---- Material for this task

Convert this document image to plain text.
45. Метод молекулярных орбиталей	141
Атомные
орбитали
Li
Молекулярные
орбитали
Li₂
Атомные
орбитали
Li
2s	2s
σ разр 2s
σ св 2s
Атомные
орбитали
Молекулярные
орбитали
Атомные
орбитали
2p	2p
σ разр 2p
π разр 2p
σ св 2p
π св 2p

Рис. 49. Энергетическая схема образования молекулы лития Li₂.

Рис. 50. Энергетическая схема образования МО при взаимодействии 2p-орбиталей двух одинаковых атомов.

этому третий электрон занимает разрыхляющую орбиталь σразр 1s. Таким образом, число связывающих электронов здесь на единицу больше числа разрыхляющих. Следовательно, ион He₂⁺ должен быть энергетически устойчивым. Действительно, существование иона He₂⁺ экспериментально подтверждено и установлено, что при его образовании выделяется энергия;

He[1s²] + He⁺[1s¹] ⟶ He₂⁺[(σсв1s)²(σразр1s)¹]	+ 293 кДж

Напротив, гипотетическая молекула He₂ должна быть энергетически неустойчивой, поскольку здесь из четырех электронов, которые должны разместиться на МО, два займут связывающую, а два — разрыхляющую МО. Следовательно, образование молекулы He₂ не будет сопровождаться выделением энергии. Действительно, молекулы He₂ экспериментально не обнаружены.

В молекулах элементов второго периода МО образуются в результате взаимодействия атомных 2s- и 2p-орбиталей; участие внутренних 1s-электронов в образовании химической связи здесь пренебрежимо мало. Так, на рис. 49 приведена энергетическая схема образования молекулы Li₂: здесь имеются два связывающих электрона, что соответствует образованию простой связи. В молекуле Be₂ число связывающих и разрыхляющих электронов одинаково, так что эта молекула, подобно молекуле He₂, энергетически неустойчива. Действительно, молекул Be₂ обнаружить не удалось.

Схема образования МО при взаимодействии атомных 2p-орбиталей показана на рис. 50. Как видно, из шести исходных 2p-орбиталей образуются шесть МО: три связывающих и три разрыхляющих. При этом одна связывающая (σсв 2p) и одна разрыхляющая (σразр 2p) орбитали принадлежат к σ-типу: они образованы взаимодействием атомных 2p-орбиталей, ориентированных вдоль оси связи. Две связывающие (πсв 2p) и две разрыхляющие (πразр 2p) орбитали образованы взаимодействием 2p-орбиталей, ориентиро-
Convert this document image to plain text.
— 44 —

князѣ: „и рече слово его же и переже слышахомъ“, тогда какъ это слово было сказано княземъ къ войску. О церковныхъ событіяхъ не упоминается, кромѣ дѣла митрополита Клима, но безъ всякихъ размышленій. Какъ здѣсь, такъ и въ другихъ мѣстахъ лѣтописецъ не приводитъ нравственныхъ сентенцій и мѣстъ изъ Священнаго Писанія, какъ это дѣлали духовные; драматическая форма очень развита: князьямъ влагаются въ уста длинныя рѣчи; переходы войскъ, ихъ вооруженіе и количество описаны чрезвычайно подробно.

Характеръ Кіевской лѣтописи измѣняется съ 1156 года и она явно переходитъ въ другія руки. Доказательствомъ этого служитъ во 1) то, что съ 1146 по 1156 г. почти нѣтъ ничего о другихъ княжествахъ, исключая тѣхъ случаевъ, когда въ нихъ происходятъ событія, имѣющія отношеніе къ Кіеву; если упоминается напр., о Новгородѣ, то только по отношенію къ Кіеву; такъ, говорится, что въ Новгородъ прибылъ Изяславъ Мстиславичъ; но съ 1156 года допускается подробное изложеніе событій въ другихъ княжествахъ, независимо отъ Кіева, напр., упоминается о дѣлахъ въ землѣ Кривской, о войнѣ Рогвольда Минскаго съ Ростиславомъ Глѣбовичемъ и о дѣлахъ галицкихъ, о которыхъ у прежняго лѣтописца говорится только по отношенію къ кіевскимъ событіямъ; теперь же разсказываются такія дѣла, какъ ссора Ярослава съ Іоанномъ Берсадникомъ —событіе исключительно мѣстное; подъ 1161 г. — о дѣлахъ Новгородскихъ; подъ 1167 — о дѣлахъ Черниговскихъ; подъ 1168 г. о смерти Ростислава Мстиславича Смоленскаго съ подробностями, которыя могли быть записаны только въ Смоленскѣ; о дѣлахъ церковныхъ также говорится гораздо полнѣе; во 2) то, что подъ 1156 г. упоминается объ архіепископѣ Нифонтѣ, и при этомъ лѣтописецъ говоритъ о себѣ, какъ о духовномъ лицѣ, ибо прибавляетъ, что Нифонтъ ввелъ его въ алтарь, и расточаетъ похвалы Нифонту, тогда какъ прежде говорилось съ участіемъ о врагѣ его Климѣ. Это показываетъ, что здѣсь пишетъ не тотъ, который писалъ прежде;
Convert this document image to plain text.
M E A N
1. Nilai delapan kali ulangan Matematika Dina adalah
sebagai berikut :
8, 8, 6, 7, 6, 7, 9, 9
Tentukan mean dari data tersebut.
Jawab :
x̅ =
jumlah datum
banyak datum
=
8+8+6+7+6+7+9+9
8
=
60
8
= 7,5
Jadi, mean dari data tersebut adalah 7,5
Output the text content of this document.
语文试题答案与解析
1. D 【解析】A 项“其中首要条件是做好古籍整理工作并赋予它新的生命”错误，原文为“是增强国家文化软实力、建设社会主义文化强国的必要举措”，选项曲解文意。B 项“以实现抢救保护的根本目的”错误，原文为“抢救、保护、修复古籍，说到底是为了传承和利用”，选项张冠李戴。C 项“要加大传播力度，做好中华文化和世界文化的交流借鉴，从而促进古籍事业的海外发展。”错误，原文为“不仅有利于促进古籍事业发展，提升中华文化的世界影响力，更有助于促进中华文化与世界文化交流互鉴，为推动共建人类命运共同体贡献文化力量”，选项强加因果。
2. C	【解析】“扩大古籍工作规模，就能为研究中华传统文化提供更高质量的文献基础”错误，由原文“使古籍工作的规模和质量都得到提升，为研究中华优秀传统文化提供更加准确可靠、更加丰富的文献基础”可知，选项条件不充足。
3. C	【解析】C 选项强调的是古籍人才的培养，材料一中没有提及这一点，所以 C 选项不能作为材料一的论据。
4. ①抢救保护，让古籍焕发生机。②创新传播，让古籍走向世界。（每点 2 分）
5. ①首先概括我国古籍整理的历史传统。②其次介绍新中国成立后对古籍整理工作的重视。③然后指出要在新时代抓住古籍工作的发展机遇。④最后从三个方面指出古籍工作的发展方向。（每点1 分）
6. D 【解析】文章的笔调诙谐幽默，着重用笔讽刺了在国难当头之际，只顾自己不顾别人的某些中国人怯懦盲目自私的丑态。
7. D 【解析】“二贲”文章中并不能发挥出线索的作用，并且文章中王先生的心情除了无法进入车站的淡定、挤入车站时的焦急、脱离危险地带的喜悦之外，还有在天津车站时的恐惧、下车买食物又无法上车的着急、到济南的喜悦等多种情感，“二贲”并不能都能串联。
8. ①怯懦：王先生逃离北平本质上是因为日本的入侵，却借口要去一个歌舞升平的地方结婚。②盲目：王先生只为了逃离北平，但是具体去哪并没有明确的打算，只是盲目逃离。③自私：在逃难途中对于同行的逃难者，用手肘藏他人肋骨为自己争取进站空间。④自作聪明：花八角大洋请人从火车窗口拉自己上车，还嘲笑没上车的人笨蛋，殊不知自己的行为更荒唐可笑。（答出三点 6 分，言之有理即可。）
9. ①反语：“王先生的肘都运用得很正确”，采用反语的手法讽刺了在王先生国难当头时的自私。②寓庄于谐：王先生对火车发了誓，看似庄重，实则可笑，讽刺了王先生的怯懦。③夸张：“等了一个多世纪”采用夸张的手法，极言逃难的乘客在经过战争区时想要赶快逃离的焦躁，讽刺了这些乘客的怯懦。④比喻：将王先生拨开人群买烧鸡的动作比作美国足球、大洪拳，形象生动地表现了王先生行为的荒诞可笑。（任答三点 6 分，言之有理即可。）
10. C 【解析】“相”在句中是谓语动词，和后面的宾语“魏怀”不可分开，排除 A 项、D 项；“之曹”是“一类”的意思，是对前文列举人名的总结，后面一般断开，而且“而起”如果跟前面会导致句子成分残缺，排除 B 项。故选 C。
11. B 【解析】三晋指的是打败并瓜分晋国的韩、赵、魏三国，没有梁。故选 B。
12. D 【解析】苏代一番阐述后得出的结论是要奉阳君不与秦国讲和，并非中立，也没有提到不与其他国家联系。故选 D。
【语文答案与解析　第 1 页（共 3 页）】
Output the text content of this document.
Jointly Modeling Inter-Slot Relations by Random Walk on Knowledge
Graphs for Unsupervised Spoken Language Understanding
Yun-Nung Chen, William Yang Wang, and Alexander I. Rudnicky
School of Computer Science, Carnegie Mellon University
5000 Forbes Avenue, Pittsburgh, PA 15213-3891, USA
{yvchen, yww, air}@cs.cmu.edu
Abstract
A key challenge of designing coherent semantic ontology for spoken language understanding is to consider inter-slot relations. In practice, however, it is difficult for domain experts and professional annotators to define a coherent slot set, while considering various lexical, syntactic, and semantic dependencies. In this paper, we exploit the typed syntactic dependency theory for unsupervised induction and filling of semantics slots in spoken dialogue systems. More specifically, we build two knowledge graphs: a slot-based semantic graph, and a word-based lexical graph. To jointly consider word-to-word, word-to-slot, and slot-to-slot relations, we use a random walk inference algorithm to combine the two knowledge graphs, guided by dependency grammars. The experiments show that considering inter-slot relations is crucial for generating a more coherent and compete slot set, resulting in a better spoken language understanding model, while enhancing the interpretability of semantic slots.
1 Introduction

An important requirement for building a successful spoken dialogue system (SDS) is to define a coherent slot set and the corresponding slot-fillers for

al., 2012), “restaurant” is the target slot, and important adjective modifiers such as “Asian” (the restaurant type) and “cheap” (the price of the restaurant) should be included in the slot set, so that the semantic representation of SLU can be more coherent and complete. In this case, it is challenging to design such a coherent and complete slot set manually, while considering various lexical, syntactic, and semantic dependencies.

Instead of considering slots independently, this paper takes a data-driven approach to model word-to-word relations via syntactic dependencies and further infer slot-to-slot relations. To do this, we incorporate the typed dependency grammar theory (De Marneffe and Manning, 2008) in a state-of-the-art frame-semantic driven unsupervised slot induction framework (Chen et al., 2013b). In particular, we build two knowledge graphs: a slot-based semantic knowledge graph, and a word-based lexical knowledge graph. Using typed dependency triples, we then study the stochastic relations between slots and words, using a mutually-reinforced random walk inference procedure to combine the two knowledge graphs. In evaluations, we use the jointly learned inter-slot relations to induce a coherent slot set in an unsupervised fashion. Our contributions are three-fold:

--------

__What you should do__: Within the entries above, work out how many lines contain the word "молекула". The number alone is the answer.

__Answer for this exercise__: 2